_Source records_.
::::

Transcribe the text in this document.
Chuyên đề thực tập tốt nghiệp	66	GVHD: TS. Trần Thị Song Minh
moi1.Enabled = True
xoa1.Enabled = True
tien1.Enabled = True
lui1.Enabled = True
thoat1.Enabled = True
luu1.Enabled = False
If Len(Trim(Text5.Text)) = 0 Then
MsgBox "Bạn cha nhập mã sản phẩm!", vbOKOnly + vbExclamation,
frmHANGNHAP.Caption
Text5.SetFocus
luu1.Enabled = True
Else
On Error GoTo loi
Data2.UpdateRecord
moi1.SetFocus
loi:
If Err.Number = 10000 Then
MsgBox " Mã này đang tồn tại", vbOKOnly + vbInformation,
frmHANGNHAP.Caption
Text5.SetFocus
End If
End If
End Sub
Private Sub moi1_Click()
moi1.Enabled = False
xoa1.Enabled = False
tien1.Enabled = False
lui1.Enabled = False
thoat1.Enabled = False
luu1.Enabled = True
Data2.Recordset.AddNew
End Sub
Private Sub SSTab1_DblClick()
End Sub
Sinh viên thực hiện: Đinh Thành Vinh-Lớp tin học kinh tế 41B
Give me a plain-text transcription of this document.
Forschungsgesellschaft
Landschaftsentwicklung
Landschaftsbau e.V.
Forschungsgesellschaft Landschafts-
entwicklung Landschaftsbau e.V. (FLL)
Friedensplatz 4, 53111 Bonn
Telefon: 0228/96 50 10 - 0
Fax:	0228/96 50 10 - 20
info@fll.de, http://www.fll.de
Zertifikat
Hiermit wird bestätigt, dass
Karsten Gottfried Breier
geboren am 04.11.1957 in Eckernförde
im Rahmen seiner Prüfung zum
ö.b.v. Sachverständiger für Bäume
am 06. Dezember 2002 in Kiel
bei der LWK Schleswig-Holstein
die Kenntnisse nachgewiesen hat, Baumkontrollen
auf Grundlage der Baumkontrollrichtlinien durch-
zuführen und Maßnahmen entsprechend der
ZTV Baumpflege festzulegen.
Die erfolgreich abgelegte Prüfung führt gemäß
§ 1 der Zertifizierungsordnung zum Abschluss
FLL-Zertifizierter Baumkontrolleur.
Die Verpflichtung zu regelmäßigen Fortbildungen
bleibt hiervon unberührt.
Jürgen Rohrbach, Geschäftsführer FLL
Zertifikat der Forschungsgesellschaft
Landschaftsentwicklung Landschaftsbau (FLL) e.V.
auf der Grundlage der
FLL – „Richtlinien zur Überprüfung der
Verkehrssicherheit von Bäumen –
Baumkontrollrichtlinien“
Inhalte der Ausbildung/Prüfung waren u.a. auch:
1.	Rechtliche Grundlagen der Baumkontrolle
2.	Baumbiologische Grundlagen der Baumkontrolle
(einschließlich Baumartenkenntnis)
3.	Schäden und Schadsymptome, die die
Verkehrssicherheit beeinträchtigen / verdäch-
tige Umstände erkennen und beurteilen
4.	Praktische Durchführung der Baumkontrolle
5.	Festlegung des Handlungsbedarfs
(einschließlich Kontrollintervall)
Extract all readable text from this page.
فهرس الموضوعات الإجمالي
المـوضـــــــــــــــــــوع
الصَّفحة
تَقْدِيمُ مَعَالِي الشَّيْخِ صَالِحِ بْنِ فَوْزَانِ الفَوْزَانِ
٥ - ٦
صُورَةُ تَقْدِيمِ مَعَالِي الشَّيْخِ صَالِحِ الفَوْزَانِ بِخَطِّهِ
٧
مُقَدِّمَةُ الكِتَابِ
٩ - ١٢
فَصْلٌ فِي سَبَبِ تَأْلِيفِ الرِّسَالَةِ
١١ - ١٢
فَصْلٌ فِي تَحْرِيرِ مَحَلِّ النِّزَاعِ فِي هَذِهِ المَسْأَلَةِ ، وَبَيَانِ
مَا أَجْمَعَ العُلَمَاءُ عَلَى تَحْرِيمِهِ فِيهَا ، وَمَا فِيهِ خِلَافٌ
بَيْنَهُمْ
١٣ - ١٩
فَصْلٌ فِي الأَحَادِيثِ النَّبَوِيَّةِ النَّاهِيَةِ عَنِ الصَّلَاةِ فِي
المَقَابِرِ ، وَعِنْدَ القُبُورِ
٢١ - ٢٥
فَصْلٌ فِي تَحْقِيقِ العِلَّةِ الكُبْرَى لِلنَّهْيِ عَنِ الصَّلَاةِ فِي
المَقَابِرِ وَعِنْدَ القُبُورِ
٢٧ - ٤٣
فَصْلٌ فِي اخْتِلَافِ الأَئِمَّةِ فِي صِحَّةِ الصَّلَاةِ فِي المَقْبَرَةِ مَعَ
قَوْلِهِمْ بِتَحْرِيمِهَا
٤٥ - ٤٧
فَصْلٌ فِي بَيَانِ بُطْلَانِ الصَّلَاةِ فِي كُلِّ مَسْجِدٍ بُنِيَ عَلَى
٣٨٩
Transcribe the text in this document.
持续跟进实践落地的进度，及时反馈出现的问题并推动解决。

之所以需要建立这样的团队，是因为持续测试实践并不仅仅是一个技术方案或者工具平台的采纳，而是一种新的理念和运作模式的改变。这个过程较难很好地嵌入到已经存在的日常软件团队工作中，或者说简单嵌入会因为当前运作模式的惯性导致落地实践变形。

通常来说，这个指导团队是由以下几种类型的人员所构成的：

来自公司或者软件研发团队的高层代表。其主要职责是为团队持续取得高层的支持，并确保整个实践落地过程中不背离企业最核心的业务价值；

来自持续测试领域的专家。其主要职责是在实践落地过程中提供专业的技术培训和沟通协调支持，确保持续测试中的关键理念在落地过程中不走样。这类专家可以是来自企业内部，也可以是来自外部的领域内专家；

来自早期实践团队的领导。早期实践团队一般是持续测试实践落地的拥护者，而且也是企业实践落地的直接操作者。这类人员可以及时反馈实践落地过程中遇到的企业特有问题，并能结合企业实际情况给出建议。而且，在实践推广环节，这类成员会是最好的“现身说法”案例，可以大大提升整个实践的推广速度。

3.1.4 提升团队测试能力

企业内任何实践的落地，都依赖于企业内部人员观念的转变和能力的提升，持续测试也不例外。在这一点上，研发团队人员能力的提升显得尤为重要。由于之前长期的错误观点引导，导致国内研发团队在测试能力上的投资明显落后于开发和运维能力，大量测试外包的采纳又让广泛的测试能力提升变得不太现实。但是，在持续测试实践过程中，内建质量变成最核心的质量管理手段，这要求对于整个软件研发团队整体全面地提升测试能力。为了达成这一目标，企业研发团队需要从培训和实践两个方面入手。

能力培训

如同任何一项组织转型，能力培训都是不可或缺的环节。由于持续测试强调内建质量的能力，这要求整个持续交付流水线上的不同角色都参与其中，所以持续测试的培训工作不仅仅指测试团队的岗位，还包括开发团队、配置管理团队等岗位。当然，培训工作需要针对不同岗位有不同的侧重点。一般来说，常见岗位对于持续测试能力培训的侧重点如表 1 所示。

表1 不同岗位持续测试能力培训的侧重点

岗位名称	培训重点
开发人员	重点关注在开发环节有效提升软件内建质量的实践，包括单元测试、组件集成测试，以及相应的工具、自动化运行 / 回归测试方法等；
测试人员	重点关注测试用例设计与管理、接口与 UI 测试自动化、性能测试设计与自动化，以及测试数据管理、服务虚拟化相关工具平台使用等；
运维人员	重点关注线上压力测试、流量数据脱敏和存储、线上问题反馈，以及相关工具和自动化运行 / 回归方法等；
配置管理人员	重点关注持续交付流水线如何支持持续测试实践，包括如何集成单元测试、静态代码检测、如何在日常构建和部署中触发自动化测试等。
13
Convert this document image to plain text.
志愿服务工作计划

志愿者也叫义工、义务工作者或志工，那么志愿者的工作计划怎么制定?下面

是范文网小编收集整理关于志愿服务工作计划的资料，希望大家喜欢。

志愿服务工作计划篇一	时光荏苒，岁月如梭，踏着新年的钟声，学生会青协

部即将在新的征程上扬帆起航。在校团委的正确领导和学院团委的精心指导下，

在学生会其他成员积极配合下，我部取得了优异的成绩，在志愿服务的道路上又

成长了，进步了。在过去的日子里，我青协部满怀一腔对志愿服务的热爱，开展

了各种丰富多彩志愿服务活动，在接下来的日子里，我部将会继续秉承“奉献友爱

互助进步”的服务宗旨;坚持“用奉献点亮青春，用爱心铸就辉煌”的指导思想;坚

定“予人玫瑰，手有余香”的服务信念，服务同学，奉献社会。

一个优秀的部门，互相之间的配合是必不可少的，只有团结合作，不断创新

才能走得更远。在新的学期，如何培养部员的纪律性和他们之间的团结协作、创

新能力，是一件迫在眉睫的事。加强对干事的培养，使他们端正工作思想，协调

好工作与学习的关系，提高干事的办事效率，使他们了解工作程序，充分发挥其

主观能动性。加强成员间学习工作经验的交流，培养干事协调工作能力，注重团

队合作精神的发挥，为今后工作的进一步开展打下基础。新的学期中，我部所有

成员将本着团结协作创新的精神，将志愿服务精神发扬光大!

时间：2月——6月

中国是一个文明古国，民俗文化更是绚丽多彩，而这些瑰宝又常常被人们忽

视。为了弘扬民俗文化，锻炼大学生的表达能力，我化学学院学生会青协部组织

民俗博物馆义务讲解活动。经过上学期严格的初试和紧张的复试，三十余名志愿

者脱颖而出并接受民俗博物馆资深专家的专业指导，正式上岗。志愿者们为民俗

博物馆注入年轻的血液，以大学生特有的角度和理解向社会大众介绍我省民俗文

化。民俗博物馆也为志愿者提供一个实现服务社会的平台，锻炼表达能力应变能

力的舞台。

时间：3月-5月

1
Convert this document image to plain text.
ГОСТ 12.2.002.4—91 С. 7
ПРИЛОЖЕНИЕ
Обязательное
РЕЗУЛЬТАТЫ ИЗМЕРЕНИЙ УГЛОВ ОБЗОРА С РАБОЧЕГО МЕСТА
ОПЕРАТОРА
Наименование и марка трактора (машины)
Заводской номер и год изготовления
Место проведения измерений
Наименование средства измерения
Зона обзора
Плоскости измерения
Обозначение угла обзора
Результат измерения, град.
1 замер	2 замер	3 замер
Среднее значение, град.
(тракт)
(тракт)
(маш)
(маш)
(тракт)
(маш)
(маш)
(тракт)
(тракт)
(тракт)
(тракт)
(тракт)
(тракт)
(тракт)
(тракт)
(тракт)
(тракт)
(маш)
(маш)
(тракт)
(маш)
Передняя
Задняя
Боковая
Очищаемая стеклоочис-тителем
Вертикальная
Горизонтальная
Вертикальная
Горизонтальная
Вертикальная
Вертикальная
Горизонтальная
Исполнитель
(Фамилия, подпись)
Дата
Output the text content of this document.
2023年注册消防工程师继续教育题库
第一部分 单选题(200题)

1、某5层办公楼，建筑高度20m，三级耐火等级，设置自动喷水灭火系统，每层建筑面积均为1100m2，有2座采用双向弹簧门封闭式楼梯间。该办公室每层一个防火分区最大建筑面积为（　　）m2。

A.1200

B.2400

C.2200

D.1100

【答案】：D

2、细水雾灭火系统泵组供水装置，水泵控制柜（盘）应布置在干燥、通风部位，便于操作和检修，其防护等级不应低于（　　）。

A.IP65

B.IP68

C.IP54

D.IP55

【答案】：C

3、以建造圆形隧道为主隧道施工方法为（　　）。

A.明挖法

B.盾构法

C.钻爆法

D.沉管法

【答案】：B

::::

_Task objective_. Return every line above in which the string "vbOKOnly" occurs.

_Finished answer_.
MsgBox "Bạn cha nhập mã sản phẩm!", vbOKOnly + vbExclamation,
MsgBox " Mã này đang tồn tại", vbOKOnly + vbInformation,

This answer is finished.